■ 与えられた指示 ■
"trace-7 bbox=[488, 327, 547, 408]" を含む行から "gap-duration-label: 2 min" を含む行まで、両端を含めてその範囲の行だけを、"current-traces" を "current-trace-group" に置き換え、ほかは一切変えずに書き直してもらえますか？

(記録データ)
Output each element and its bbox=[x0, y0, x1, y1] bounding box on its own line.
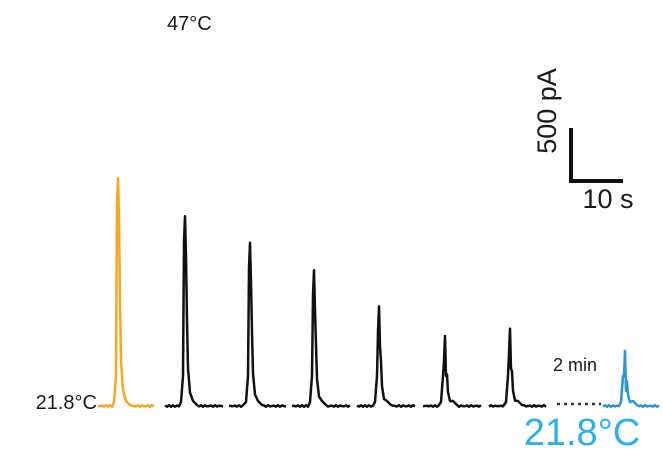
trace-7 bbox=[488, 327, 547, 408]
hot-temperature-label: 47°C bbox=[167, 13, 212, 35]
trace-4 bbox=[291, 269, 351, 409]
current-traces bbox=[97, 176, 660, 409]
trace-8 bbox=[602, 349, 660, 409]
gap-duration-label: 2 min bbox=[553, 355, 597, 375]
trace-5 bbox=[356, 305, 416, 409]
trace-3 bbox=[228, 241, 287, 409]
scale-bar-y-label: 500 pA bbox=[532, 68, 562, 154]
trace-6 bbox=[422, 334, 482, 409]
scale-bar-x-label: 10 s bbox=[582, 184, 633, 214]
end-temperature-label: 21.8°C bbox=[524, 412, 641, 454]
scale-bar: 500 pA 10 s bbox=[532, 68, 634, 214]
trace-2 bbox=[164, 215, 224, 409]
start-temperature-label: 21.8°C bbox=[36, 392, 97, 414]
scale-bar-lines bbox=[569, 128, 623, 183]
trace-1 bbox=[97, 176, 155, 409]
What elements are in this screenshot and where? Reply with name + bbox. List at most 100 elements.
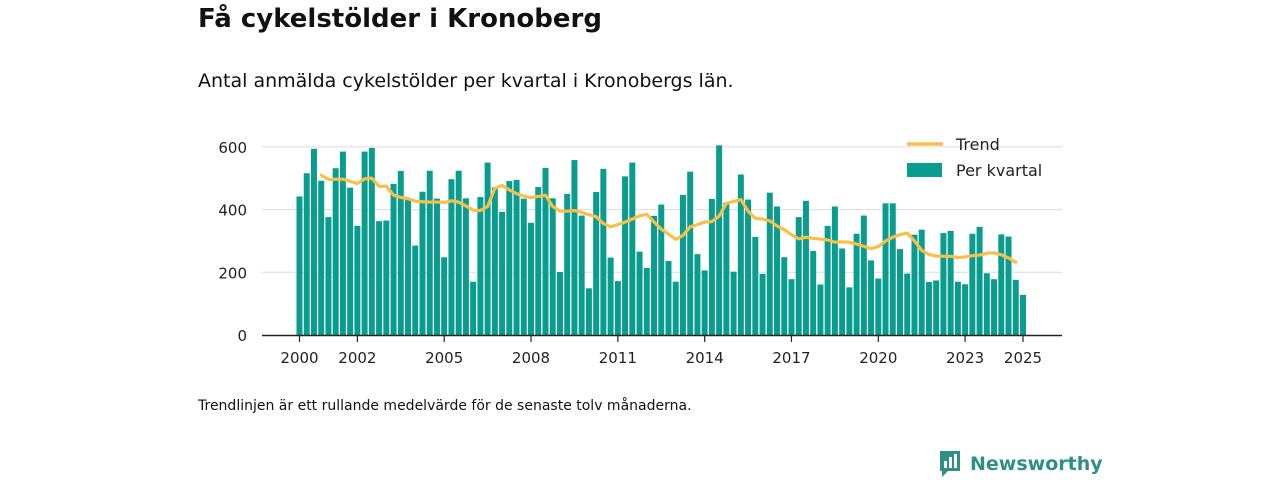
bar xyxy=(889,203,896,335)
bar xyxy=(723,202,730,335)
bar xyxy=(448,179,455,335)
bar xyxy=(441,257,448,335)
x-tick-label: 2014 xyxy=(686,349,724,367)
bar xyxy=(542,167,549,335)
bar xyxy=(499,211,506,335)
chart-subtitle: Antal anmälda cykelstölder per kvartal i… xyxy=(198,70,734,92)
bar xyxy=(296,196,303,335)
bar xyxy=(774,206,781,335)
bar xyxy=(651,215,658,335)
bar xyxy=(332,168,339,335)
bar xyxy=(1012,279,1019,335)
bar xyxy=(730,271,737,335)
bar xyxy=(860,215,867,335)
bar xyxy=(354,225,361,335)
bar xyxy=(433,198,440,335)
bar xyxy=(853,233,860,335)
bar xyxy=(390,183,397,335)
y-tick-label: 200 xyxy=(218,264,247,282)
bar xyxy=(477,197,484,335)
x-tick-label: 2000 xyxy=(280,349,318,367)
x-tick-label: 2005 xyxy=(425,349,463,367)
bar xyxy=(658,204,665,335)
bar xyxy=(1005,236,1012,335)
legend-bar-swatch xyxy=(907,163,942,177)
x-tick-label: 2020 xyxy=(859,349,897,367)
bar xyxy=(940,233,947,335)
bar xyxy=(737,174,744,335)
bar xyxy=(839,248,846,335)
x-tick-label: 2025 xyxy=(1004,349,1042,367)
x-tick-label: 2023 xyxy=(946,349,984,367)
bar xyxy=(455,170,462,335)
bar xyxy=(904,273,911,335)
bar xyxy=(831,206,838,335)
bar xyxy=(962,284,969,335)
bar xyxy=(687,171,694,335)
bar xyxy=(419,191,426,335)
legend-bar-label: Per kvartal xyxy=(956,161,1042,180)
bar xyxy=(766,192,773,335)
bar xyxy=(491,187,498,335)
bar xyxy=(361,151,368,335)
bar xyxy=(462,198,469,335)
bar xyxy=(1020,294,1026,335)
bar xyxy=(643,267,650,335)
bar xyxy=(911,234,918,335)
bar xyxy=(506,181,513,335)
bar-chart-icon xyxy=(940,451,960,477)
brand-logo[interactable]: Newsworthy xyxy=(938,450,1103,478)
brand-name: Newsworthy xyxy=(970,453,1103,475)
bar xyxy=(708,198,715,335)
bar xyxy=(636,251,643,335)
bar xyxy=(578,215,585,335)
bar xyxy=(368,147,375,335)
bar xyxy=(679,194,686,335)
bar xyxy=(954,281,961,335)
bar xyxy=(484,162,491,335)
bar xyxy=(759,273,766,335)
x-tick-label: 2011 xyxy=(599,349,637,367)
bar xyxy=(376,221,383,335)
bar xyxy=(875,278,882,335)
bar xyxy=(694,254,701,335)
footnote: Trendlinjen är ett rullande medelvärde f… xyxy=(198,398,692,414)
y-tick-label: 600 xyxy=(218,139,247,157)
bar xyxy=(998,234,1005,335)
bar xyxy=(781,257,788,335)
bar xyxy=(339,151,346,335)
bar xyxy=(918,229,925,335)
bar xyxy=(470,281,477,335)
x-axis-ticks: 2000 2002 2005 2008 2011 2014 2017 2020 2023 2025 xyxy=(280,335,1042,367)
bar xyxy=(701,270,708,335)
bar xyxy=(593,192,600,335)
bar xyxy=(817,284,824,335)
bar xyxy=(412,245,419,335)
bar xyxy=(824,225,831,335)
bar xyxy=(925,282,932,335)
x-tick-label: 2002 xyxy=(338,349,376,367)
bar xyxy=(397,171,404,335)
bar xyxy=(810,250,817,335)
bar xyxy=(933,280,940,335)
legend-trend-label: Trend xyxy=(955,135,1000,154)
bars xyxy=(296,145,1026,335)
x-tick-label: 2008 xyxy=(512,349,550,367)
bar xyxy=(549,198,556,335)
bar xyxy=(347,187,354,335)
bar xyxy=(716,145,723,335)
bar xyxy=(426,170,433,335)
bar xyxy=(303,173,310,335)
bar xyxy=(672,281,679,335)
bar xyxy=(325,217,332,335)
bar xyxy=(622,176,629,335)
y-axis-ticks: 0 200 400 600 xyxy=(218,139,247,345)
bar xyxy=(897,249,903,335)
y-tick-label: 400 xyxy=(218,202,247,220)
bar xyxy=(585,288,592,335)
bar xyxy=(405,198,412,335)
bar xyxy=(846,287,853,335)
bar xyxy=(665,261,672,335)
bar xyxy=(991,279,998,335)
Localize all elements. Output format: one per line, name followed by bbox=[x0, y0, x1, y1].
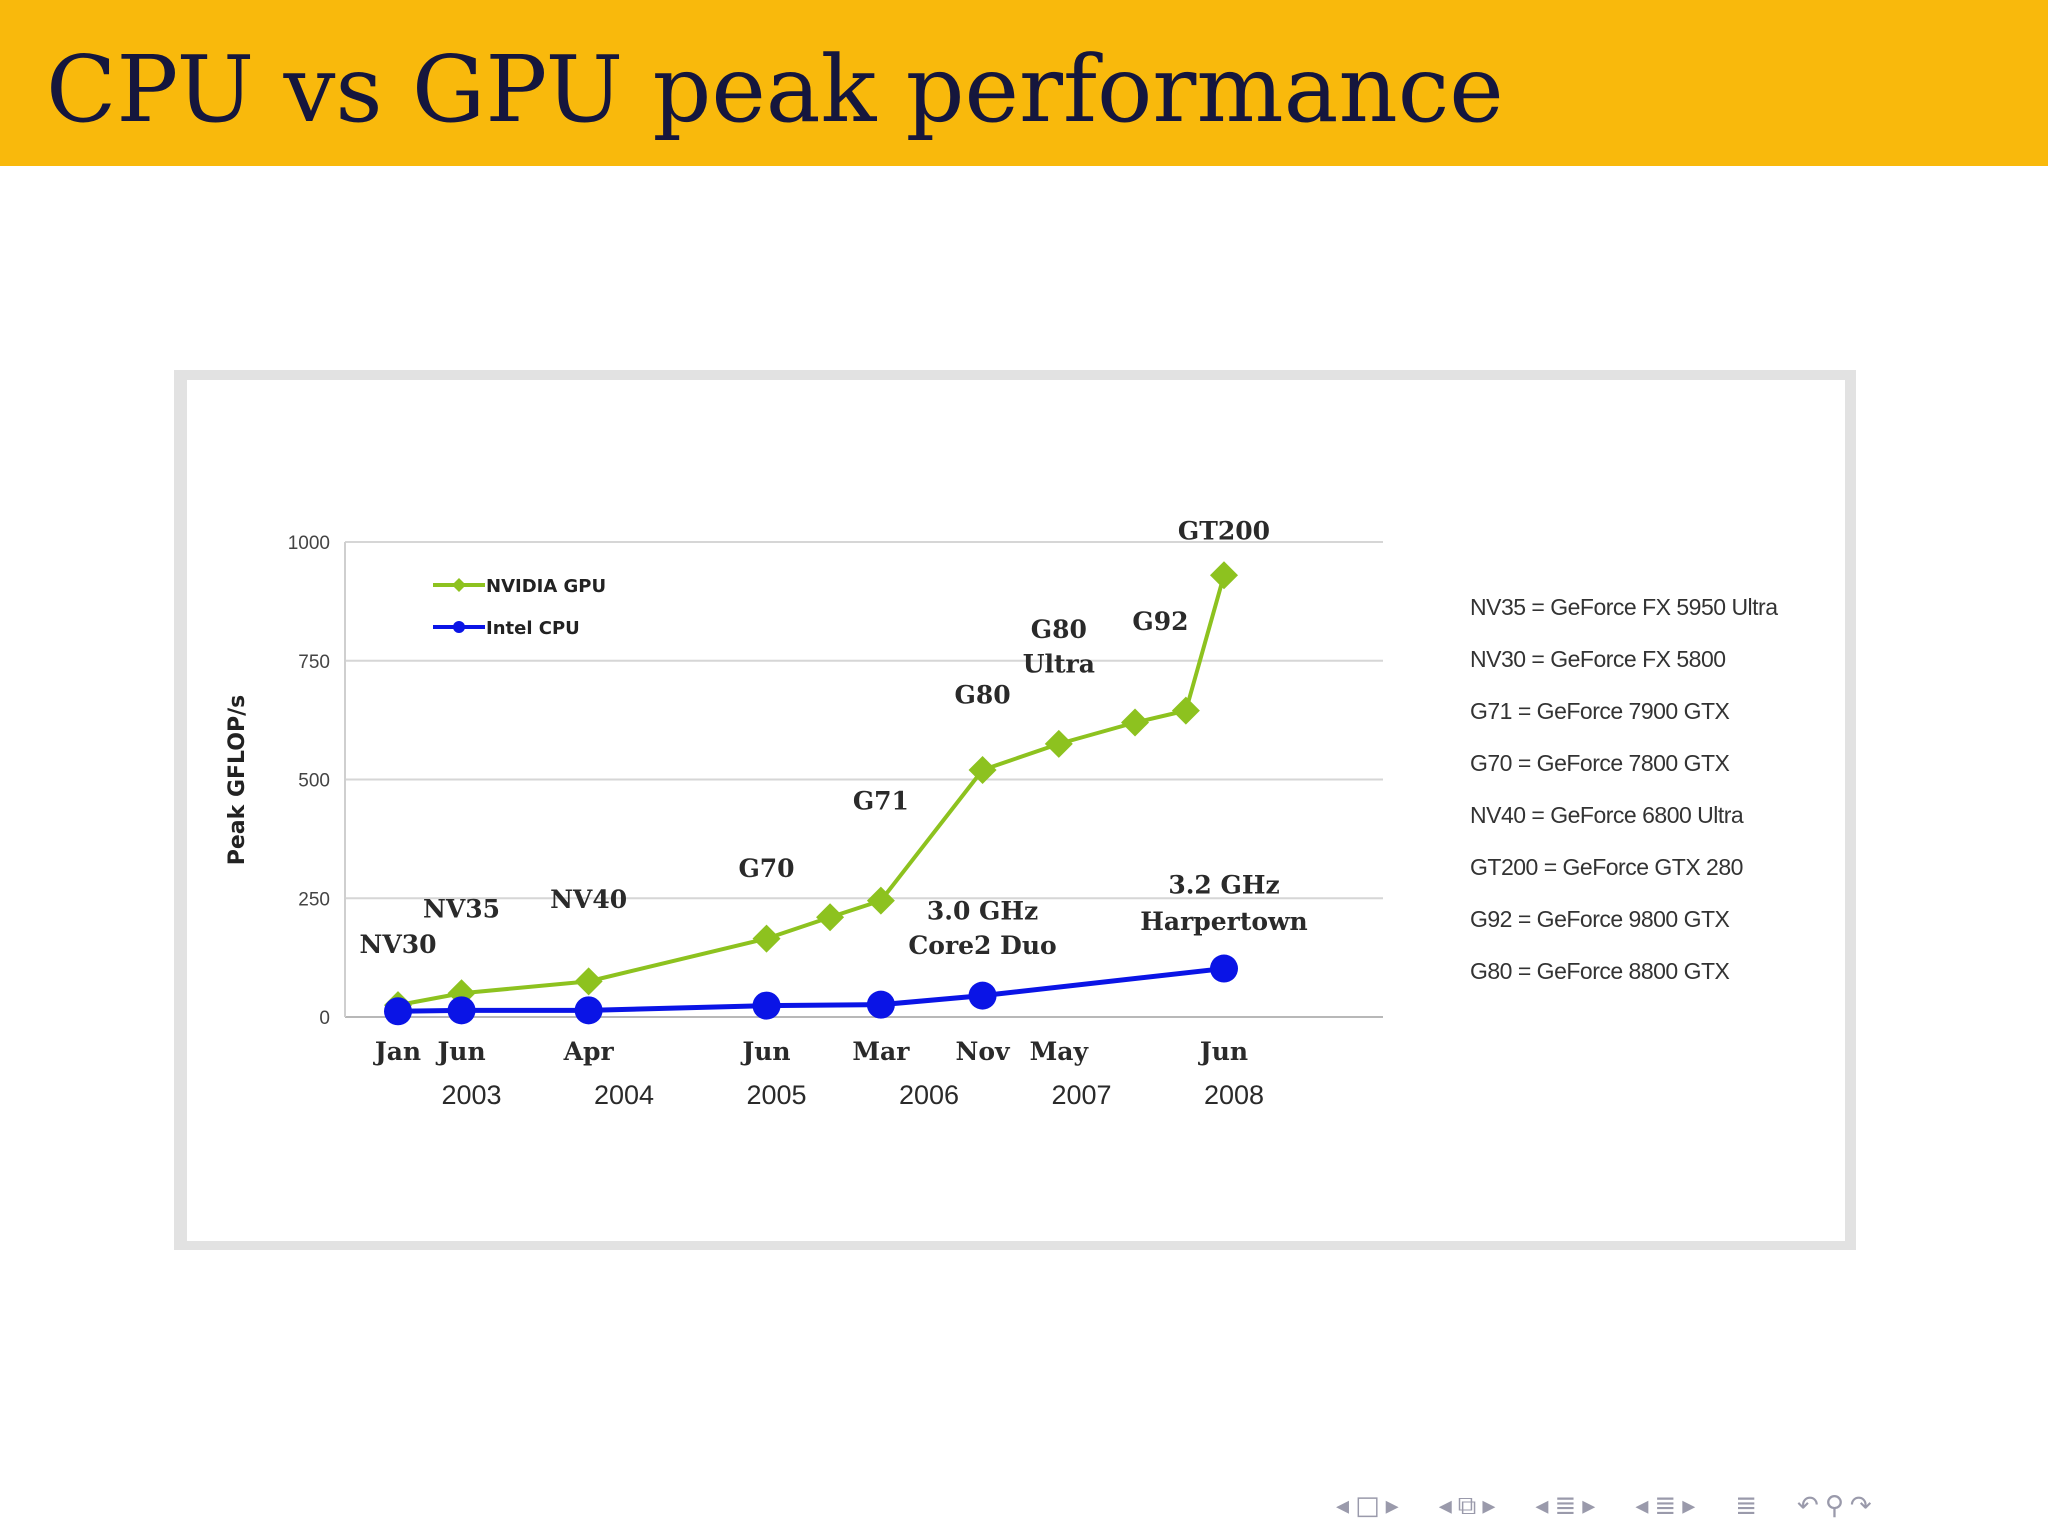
point-annotation: G80 bbox=[954, 681, 1010, 710]
x-tick-label: Apr bbox=[563, 1037, 615, 1066]
x-tick-label: Jun bbox=[740, 1037, 790, 1066]
gpu-data-point bbox=[1210, 561, 1238, 589]
glossary-entry: GT200 = GeForce GTX 280 bbox=[1470, 854, 1743, 880]
outline-icon[interactable]: ≣ bbox=[1735, 1491, 1757, 1521]
gpu-data-point bbox=[1121, 709, 1149, 737]
section-next-icon[interactable]: ▸ bbox=[1582, 1491, 1595, 1521]
cpu-data-point bbox=[575, 996, 603, 1024]
glossary-entry: G70 = GeForce 7800 GTX bbox=[1470, 750, 1730, 776]
legend-marker bbox=[453, 621, 465, 633]
x-year-label: 2007 bbox=[1051, 1080, 1111, 1110]
x-year-label: 2005 bbox=[746, 1080, 806, 1110]
point-annotation: G80 bbox=[1031, 615, 1087, 644]
point-annotation: G71 bbox=[853, 786, 909, 815]
legend-label: Intel CPU bbox=[486, 618, 580, 639]
point-annotation: Core2 Duo bbox=[908, 931, 1056, 960]
y-tick-label: 0 bbox=[319, 1008, 330, 1029]
point-annotation: NV40 bbox=[550, 885, 627, 914]
frame-icon[interactable]: □ bbox=[1355, 1491, 1380, 1521]
legend-marker bbox=[452, 578, 466, 592]
beamer-navigation: ◂ □ ▸ ◂ ⧉ ▸ ◂ ≣ ▸ ◂ ≣ ▸ ≣ ↶ ⚲ ↷ bbox=[1336, 1490, 1872, 1522]
x-tick-label: Mar bbox=[852, 1037, 910, 1066]
y-tick-label: 500 bbox=[298, 771, 330, 792]
cpu-data-point bbox=[867, 991, 895, 1019]
cpu-data-point bbox=[969, 982, 997, 1010]
cpu-data-point bbox=[1210, 955, 1238, 983]
glossary-entry: G92 = GeForce 9800 GTX bbox=[1470, 906, 1730, 932]
frame-prev-icon[interactable]: ◂ bbox=[1336, 1491, 1349, 1521]
y-tick-label: 250 bbox=[298, 889, 330, 910]
x-year-label: 2004 bbox=[594, 1080, 654, 1110]
part-next-icon[interactable]: ▸ bbox=[1682, 1491, 1695, 1521]
legend-label: NVIDIA GPU bbox=[486, 576, 606, 597]
point-annotation: NV35 bbox=[423, 894, 500, 923]
point-annotation: Ultra bbox=[1023, 650, 1095, 679]
x-tick-label: May bbox=[1030, 1037, 1090, 1066]
cpu-data-point bbox=[448, 996, 476, 1024]
point-annotation: NV30 bbox=[359, 930, 436, 959]
y-tick-label: 1000 bbox=[288, 533, 330, 554]
search-icon[interactable]: ⚲ bbox=[1825, 1491, 1844, 1521]
gpu-series-line bbox=[398, 575, 1224, 1005]
undo-icon[interactable]: ↶ bbox=[1797, 1491, 1819, 1521]
subsection-prev-icon[interactable]: ◂ bbox=[1439, 1491, 1452, 1521]
glossary-entry: NV30 = GeForce FX 5800 bbox=[1470, 646, 1726, 672]
point-annotation: Harpertown bbox=[1140, 907, 1307, 936]
gpu-data-point bbox=[1172, 697, 1200, 725]
subsection-icon[interactable]: ⧉ bbox=[1458, 1491, 1477, 1522]
cpu-data-point bbox=[753, 992, 781, 1020]
point-annotation: 3.0 GHz bbox=[927, 897, 1038, 926]
point-annotation: GT200 bbox=[1178, 517, 1270, 546]
glossary-entry: G80 = GeForce 8800 GTX bbox=[1470, 958, 1730, 984]
part-prev-icon[interactable]: ◂ bbox=[1635, 1491, 1648, 1521]
x-tick-label: Jun bbox=[435, 1037, 485, 1066]
gpu-data-point bbox=[575, 967, 603, 995]
glossary-entry: NV35 = GeForce FX 5950 Ultra bbox=[1470, 594, 1778, 620]
gpu-data-point bbox=[816, 903, 844, 931]
y-tick-label: 750 bbox=[298, 652, 330, 673]
point-annotation: 3.2 GHz bbox=[1168, 871, 1279, 900]
cpu-series-line bbox=[398, 969, 1224, 1012]
point-annotation: G70 bbox=[738, 854, 794, 883]
x-tick-label: Nov bbox=[956, 1037, 1012, 1066]
redo-icon[interactable]: ↷ bbox=[1850, 1491, 1872, 1521]
x-year-label: 2006 bbox=[899, 1080, 959, 1110]
frame-next-icon[interactable]: ▸ bbox=[1386, 1491, 1399, 1521]
y-axis-label: Peak GFLOP/s bbox=[225, 695, 250, 865]
part-icon[interactable]: ≣ bbox=[1654, 1491, 1676, 1521]
section-icon[interactable]: ≣ bbox=[1554, 1491, 1576, 1521]
subsection-next-icon[interactable]: ▸ bbox=[1482, 1491, 1495, 1521]
x-tick-label: Jun bbox=[1198, 1037, 1248, 1066]
x-year-label: 2003 bbox=[441, 1080, 501, 1110]
point-annotation: G92 bbox=[1132, 607, 1188, 636]
x-tick-label: Jan bbox=[373, 1037, 421, 1066]
gpu-data-point bbox=[753, 925, 781, 953]
glossary-entry: NV40 = GeForce 6800 Ultra bbox=[1470, 802, 1744, 828]
cpu-data-point bbox=[384, 997, 412, 1025]
section-prev-icon[interactable]: ◂ bbox=[1535, 1491, 1548, 1521]
gpu-data-point bbox=[1045, 730, 1073, 758]
glossary-entry: G71 = GeForce 7900 GTX bbox=[1470, 698, 1730, 724]
x-year-label: 2008 bbox=[1204, 1080, 1264, 1110]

■ 回答 ■
trace-7 bbox=[488, 327, 547, 408]
hot-temperature-label: 47°C bbox=[167, 13, 212, 35]
trace-4 bbox=[291, 269, 351, 409]
current-trace-group bbox=[97, 176, 660, 409]
trace-8 bbox=[602, 349, 660, 409]
gap-duration-label: 2 min bbox=[553, 355, 597, 375]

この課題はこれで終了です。